§ **Dataset rows about figures**
____________________

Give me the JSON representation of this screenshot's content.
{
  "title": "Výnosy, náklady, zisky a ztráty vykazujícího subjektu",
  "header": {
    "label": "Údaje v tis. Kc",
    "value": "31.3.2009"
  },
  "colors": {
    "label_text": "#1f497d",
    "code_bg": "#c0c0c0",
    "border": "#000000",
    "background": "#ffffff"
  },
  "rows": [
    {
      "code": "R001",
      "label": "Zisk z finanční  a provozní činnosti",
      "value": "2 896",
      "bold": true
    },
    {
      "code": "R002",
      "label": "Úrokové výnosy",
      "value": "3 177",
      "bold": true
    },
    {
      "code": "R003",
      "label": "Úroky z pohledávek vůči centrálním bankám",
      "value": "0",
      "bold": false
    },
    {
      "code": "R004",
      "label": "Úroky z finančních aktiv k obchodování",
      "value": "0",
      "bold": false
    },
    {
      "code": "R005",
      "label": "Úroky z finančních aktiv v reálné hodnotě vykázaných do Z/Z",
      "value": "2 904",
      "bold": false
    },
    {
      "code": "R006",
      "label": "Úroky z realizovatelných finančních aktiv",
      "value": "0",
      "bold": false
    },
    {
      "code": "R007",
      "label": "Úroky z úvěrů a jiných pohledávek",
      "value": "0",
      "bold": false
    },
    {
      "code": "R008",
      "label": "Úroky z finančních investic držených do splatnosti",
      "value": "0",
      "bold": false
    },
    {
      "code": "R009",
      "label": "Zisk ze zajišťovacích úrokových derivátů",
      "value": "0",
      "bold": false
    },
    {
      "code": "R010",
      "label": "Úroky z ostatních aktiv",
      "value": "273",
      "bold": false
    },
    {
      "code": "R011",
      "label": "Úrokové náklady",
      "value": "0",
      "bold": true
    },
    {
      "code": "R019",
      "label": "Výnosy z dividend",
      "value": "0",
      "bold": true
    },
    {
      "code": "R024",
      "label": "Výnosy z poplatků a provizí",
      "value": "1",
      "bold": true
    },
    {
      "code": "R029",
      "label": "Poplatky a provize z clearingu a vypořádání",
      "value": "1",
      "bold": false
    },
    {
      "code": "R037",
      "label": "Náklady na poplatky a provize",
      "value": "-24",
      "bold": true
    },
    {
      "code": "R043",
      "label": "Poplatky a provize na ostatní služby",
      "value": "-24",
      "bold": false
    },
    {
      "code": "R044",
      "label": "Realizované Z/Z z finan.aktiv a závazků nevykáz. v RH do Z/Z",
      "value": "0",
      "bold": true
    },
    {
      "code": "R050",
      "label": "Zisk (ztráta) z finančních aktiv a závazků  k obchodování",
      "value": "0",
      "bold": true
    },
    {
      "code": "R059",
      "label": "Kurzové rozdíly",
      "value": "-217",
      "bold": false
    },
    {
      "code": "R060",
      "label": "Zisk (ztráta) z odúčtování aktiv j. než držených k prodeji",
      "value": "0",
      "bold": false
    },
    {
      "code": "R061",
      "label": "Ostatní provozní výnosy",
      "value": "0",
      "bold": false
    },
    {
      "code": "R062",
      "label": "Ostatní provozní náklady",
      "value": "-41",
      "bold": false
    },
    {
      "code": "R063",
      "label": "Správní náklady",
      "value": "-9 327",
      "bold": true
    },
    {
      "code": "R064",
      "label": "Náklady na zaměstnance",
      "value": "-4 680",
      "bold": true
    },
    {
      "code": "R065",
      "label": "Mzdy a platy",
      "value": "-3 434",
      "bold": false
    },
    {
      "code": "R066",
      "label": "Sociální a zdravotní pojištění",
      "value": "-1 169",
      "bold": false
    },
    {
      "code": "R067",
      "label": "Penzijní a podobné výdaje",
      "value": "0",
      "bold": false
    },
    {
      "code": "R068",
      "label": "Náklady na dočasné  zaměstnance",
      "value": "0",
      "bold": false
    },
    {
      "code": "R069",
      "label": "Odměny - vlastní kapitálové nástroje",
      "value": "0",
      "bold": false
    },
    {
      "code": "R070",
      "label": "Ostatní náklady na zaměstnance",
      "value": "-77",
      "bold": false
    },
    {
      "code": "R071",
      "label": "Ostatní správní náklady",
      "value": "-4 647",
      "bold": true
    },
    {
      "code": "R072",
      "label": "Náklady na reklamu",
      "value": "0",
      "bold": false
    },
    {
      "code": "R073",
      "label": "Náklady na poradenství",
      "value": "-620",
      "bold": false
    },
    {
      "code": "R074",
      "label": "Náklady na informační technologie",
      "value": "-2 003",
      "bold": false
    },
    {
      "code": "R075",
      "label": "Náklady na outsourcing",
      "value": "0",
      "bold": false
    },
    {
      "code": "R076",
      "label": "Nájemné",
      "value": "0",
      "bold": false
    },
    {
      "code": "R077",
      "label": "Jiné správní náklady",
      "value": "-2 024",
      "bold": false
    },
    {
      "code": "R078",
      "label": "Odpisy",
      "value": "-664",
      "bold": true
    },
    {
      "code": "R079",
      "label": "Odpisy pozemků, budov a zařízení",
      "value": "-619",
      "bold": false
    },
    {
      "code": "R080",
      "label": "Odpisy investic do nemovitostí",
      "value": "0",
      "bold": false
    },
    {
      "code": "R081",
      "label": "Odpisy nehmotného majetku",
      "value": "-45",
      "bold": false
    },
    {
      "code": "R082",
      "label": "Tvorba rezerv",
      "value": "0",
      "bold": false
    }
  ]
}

____________________

§ **YOUR GOAL**
Reproduce every line above without error.

§ **RESPONSE TO THE TASK**
Give me the JSON representation of this screenshot's content.
{
  "title": "Výnosy, náklady, zisky a ztráty vykazujícího subjektu",
  "header": {
    "label": "Údaje v tis. Kc",
    "value": "31.3.2009"
  },
  "colors": {
    "label_text": "#1f497d",
    "code_bg": "#c0c0c0",
    "border": "#000000",
    "background": "#ffffff"
  },
  "rows": [
    {
      "code": "R001",
      "label": "Zisk z finanční  a provozní činnosti",
      "value": "2 896",
      "bold": true
    },
    {
      "code": "R002",
      "label": "Úrokové výnosy",
      "value": "3 177",
      "bold": true
    },
    {
      "code": "R003",
      "label": "Úroky z pohledávek vůči centrálním bankám",
      "value": "0",
      "bold": false
    },
    {
      "code": "R004",
      "label": "Úroky z finančních aktiv k obchodování",
      "value": "0",
      "bold": false
    },
    {
      "code": "R005",
      "label": "Úroky z finančních aktiv v reálné hodnotě vykázaných do Z/Z",
      "value": "2 904",
      "bold": false
    },
    {
      "code": "R006",
      "label": "Úroky z realizovatelných finančních aktiv",
      "value": "0",
      "bold": false
    },
    {
      "code": "R007",
      "label": "Úroky z úvěrů a jiných pohledávek",
      "value": "0",
      "bold": false
    },
    {
      "code": "R008",
      "label": "Úroky z finančních investic držených do splatnosti",
      "value": "0",
      "bold": false
    },
    {
      "code": "R009",
      "label": "Zisk ze zajišťovacích úrokových derivátů",
      "value": "0",
      "bold": false
    },
    {
      "code": "R010",
      "label": "Úroky z ostatních aktiv",
      "value": "273",
      "bold": false
    },
    {
      "code": "R011",
      "label": "Úrokové náklady",
      "value": "0",
      "bold": true
    },
    {
      "code": "R019",
      "label": "Výnosy z dividend",
      "value": "0",
      "bold": true
    },
    {
      "code": "R024",
      "label": "Výnosy z poplatků a provizí",
      "value": "1",
      "bold": true
    },
    {
      "code": "R029",
      "label": "Poplatky a provize z clearingu a vypořádání",
      "value": "1",
      "bold": false
    },
    {
      "code": "R037",
      "label": "Náklady na poplatky a provize",
      "value": "-24",
      "bold": true
    },
    {
      "code": "R043",
      "label": "Poplatky a provize na ostatní služby",
      "value": "-24",
      "bold": false
    },
    {
      "code": "R044",
      "label": "Realizované Z/Z z finan.aktiv a závazků nevykáz. v RH do Z/Z",
      "value": "0",
      "bold": true
    },
    {
      "code": "R050",
      "label": "Zisk (ztráta) z finančních aktiv a závazků  k obchodování",
      "value": "0",
      "bold": true
    },
    {
      "code": "R059",
      "label": "Kurzové rozdíly",
      "value": "-217",
      "bold": false
    },
    {
      "code": "R060",
      "label": "Zisk (ztráta) z odúčtování aktiv j. než držených k prodeji",
      "value": "0",
      "bold": false
    },
    {
      "code": "R061",
      "label": "Ostatní provozní výnosy",
      "value": "0",
      "bold": false
    },
    {
      "code": "R062",
      "label": "Ostatní provozní náklady",
      "value": "-41",
      "bold": false
    },
    {
      "code": "R063",
      "label": "Správní náklady",
      "value": "-9 327",
      "bold": true
    },
    {
      "code": "R064",
      "label": "Náklady na zaměstnance",
      "value": "-4 680",
      "bold": true
    },
    {
      "code": "R065",
      "label": "Mzdy a platy",
      "value": "-3 434",
      "bold": false
    },
    {
      "code": "R066",
      "label": "Sociální a zdravotní pojištění",
      "value": "-1 169",
      "bold": false
    },
    {
      "code": "R067",
      "label": "Penzijní a podobné výdaje",
      "value": "0",
      "bold": false
    },
    {
      "code": "R068",
      "label": "Náklady na dočasné  zaměstnance",
      "value": "0",
      "bold": false
    },
    {
      "code": "R069",
      "label": "Odměny - vlastní kapitálové nástroje",
      "value": "0",
      "bold": false
    },
    {
      "code": "R070",
      "label": "Ostatní náklady na zaměstnance",
      "value": "-77",
      "bold": false
    },
    {
      "code": "R071",
      "label": "Ostatní správní náklady",
      "value": "-4 647",
      "bold": true
    },
    {
      "code": "R072",
      "label": "Náklady na reklamu",
      "value": "0",
      "bold": false
    },
    {
      "code": "R073",
      "label": "Náklady na poradenství",
      "value": "-620",
      "bold": false
    },
    {
      "code": "R074",
      "label": "Náklady na informační technologie",
      "value": "-2 003",
      "bold": false
    },
    {
      "code": "R075",
      "label": "Náklady na outsourcing",
      "value": "0",
      "bold": false
    },
    {
      "code": "R076",
      "label": "Nájemné",
      "value": "0",
      "bold": false
    },
    {
      "code": "R077",
      "label": "Jiné správní náklady",
      "value": "-2 024",
      "bold": false
    },
    {
      "code": "R078",
      "label": "Odpisy",
      "value": "-664",
      "bold": true
    },
    {
      "code": "R079",
      "label": "Odpisy pozemků, budov a zařízení",
      "value": "-619",
      "bold": false
    },
    {
      "code": "R080",
      "label": "Odpisy investic do nemovitostí",
      "value": "0",
      "bold": false
    },
    {
      "code": "R081",
      "label": "Odpisy nehmotného majetku",
      "value": "-45",
      "bold": false
    },
    {
      "code": "R082",
      "label": "Tvorba rezerv",
      "value": "0",
      "bold": false
    }
  ]
}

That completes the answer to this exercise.